▶ STATED EXERCISE
Copy out each line of the material below that holds the string "title".
::::::::::
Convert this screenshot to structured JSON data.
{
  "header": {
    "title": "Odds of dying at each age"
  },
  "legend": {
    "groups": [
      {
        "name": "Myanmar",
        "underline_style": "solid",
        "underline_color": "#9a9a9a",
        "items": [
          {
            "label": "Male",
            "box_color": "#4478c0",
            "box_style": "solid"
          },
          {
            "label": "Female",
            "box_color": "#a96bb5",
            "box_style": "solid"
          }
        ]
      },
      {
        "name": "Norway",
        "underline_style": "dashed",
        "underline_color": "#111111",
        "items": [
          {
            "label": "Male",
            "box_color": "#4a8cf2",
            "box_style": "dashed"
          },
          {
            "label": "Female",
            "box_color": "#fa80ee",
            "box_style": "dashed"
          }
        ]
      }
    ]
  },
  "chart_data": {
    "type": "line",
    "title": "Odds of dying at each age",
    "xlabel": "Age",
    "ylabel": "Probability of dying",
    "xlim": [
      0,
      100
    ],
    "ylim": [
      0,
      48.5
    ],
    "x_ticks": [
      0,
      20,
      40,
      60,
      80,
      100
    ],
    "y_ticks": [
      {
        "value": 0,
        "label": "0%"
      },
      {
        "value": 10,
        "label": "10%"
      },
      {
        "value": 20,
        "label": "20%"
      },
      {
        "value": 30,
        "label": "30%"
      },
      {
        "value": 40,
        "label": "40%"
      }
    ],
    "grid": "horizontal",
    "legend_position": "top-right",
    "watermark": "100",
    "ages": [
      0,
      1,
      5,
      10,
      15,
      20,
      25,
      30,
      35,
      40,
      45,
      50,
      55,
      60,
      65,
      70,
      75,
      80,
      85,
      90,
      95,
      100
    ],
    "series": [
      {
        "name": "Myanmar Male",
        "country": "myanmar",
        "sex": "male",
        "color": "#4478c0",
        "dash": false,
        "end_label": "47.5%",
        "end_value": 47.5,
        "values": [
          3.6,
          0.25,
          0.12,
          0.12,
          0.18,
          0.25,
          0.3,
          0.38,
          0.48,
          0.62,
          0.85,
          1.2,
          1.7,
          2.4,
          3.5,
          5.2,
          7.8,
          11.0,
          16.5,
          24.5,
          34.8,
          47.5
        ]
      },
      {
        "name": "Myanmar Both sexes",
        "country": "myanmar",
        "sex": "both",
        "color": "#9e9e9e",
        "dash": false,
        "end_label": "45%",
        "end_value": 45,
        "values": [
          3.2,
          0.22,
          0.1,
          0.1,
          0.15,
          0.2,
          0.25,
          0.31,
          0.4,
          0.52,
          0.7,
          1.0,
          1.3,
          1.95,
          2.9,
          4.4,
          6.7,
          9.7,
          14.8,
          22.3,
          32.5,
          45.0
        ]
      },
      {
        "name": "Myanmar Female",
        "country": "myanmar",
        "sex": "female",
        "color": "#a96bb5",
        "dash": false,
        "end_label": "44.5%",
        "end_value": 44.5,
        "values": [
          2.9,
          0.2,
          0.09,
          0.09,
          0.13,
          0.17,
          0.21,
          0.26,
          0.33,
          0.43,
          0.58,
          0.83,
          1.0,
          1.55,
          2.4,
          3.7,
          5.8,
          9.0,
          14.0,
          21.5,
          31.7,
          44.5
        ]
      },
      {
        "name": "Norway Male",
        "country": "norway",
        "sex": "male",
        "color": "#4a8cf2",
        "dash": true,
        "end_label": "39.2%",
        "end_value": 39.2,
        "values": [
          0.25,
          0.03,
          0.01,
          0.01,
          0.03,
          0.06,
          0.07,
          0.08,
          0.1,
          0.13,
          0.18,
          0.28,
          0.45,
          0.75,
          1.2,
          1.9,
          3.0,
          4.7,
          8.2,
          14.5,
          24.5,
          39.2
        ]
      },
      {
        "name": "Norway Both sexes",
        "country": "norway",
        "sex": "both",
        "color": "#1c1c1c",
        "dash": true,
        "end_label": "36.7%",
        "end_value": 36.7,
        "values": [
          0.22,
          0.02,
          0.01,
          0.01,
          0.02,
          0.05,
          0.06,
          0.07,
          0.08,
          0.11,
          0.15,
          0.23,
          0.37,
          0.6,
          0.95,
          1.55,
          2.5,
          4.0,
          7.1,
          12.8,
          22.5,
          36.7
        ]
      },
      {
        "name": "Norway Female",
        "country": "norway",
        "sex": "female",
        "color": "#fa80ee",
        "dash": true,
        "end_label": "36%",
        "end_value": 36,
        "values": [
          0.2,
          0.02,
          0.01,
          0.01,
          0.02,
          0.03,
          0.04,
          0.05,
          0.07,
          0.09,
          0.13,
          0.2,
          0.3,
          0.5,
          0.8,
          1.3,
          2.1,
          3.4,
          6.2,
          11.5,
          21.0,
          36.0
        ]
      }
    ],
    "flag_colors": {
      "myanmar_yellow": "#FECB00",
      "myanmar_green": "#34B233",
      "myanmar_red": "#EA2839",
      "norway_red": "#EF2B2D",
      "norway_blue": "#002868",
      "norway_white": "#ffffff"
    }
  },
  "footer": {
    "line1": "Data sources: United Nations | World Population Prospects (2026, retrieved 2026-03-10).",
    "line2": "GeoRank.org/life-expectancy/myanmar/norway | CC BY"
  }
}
::::::::::
▶ RESULT OF THIS TASK
    "title": "Odds of dying at each age"
    "title": "Odds of dying at each age",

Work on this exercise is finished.